--- begin ---

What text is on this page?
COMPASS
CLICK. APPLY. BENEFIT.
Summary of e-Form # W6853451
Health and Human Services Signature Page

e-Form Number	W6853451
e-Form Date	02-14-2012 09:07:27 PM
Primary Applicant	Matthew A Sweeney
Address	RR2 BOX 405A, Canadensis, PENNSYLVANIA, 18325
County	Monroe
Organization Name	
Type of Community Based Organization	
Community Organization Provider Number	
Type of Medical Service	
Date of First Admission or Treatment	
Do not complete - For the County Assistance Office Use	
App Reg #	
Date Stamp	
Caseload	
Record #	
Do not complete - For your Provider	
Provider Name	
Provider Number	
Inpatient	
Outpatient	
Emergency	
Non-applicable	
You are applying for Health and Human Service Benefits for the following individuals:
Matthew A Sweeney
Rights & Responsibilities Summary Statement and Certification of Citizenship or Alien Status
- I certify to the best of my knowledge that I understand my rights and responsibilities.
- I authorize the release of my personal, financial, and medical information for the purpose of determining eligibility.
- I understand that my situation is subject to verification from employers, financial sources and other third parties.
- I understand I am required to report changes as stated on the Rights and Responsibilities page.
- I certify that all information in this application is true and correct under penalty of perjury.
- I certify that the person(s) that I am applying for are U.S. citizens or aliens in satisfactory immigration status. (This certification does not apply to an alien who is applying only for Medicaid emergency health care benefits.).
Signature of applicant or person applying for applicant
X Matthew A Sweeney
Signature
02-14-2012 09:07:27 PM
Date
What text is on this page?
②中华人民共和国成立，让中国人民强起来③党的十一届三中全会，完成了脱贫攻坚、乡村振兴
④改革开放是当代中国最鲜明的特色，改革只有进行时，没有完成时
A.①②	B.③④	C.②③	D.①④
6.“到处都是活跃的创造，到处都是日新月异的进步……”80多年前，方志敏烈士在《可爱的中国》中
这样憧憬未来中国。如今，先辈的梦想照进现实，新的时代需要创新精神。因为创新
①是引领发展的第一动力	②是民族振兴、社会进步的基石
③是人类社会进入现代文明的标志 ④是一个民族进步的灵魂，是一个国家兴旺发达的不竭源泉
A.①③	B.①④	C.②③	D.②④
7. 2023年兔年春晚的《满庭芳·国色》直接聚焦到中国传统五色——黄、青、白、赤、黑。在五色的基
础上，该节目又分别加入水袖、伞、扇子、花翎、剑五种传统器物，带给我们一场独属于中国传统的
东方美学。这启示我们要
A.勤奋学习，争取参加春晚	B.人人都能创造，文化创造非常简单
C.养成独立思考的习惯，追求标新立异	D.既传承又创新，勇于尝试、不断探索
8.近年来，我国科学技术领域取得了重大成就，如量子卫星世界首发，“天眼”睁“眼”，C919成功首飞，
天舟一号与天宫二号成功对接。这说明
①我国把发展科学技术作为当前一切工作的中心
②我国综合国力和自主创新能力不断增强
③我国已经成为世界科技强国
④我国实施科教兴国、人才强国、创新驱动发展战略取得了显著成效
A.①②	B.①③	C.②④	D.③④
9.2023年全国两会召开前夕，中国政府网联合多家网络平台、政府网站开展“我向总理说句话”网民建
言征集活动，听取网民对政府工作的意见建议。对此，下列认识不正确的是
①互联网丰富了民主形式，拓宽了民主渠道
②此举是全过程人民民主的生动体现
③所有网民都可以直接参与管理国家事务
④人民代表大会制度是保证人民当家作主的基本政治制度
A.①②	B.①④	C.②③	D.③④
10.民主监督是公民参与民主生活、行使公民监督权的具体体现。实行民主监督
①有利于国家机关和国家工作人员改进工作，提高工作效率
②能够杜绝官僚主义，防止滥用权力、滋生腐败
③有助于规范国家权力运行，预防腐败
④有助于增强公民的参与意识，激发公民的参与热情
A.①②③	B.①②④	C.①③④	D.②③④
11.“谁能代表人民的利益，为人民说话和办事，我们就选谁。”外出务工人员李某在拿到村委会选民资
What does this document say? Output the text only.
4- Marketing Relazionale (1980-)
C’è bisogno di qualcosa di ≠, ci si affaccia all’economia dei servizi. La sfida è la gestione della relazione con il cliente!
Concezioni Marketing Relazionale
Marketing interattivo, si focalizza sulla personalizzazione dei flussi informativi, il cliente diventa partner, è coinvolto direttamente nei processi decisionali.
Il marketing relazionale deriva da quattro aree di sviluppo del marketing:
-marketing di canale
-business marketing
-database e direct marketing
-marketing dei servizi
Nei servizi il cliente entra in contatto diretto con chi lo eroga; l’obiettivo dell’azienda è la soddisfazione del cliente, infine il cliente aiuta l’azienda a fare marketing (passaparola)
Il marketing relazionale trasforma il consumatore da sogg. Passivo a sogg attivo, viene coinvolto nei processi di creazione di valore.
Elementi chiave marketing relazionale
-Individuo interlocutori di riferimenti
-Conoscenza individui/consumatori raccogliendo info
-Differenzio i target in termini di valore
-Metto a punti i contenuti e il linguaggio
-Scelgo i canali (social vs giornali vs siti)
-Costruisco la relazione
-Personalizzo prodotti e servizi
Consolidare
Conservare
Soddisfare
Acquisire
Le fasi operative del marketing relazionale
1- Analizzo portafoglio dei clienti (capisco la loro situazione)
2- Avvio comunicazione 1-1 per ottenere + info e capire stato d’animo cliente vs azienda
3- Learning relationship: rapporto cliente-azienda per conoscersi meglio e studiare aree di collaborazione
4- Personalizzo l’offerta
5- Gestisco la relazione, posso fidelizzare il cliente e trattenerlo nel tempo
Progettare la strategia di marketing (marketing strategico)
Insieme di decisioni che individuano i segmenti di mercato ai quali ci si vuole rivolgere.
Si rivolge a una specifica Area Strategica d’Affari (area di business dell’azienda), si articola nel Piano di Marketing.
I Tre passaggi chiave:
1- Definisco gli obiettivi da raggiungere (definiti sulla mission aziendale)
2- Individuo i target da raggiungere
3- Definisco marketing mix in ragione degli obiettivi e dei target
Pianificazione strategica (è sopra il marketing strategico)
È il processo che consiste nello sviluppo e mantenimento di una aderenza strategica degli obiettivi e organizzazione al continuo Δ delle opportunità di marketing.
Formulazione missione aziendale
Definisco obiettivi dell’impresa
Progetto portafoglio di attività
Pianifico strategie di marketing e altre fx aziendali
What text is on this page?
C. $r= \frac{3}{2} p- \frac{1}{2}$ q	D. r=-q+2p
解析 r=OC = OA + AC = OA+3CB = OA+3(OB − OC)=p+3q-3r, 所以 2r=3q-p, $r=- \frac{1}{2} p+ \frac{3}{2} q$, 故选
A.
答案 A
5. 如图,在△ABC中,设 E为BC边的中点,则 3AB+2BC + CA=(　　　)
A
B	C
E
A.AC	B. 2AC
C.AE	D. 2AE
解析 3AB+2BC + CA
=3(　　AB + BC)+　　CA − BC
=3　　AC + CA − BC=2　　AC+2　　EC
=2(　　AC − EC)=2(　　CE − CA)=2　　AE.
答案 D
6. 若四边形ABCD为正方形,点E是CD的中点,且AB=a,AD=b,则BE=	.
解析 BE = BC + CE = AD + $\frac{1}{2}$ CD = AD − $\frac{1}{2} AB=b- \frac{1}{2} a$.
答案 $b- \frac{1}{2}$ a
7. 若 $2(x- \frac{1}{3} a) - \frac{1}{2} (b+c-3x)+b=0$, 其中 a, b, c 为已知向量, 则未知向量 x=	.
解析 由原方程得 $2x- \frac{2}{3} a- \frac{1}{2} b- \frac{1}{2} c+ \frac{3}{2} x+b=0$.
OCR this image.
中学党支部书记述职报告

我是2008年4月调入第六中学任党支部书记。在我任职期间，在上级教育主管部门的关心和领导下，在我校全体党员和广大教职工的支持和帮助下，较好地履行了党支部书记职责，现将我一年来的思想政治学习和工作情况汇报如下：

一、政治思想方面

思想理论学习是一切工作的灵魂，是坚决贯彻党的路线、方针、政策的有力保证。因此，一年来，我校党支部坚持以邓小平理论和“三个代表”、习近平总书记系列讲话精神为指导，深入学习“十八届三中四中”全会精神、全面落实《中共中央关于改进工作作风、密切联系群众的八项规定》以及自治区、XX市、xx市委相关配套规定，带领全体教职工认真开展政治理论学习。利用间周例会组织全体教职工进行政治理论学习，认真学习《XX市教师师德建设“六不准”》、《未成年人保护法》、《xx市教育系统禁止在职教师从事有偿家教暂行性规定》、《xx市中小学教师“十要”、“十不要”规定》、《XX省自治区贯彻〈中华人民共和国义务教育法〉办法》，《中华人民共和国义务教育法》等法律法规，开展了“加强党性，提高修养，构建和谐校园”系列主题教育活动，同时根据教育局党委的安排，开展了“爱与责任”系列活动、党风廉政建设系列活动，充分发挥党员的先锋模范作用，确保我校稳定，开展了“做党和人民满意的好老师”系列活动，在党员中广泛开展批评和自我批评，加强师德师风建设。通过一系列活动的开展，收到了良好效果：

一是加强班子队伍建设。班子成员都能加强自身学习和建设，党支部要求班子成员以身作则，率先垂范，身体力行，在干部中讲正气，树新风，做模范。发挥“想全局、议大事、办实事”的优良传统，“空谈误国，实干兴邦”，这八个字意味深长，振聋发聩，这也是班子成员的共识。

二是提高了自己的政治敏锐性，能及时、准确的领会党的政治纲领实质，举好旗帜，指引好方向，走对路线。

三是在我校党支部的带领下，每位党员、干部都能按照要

--- end ---

WRITTEN REQUEST
Copy out each line of the records that holds the string "Organization".

SOLVED PROBLEM
Organization Name	
Type of Community Based Organization	
Community Organization Provider Number	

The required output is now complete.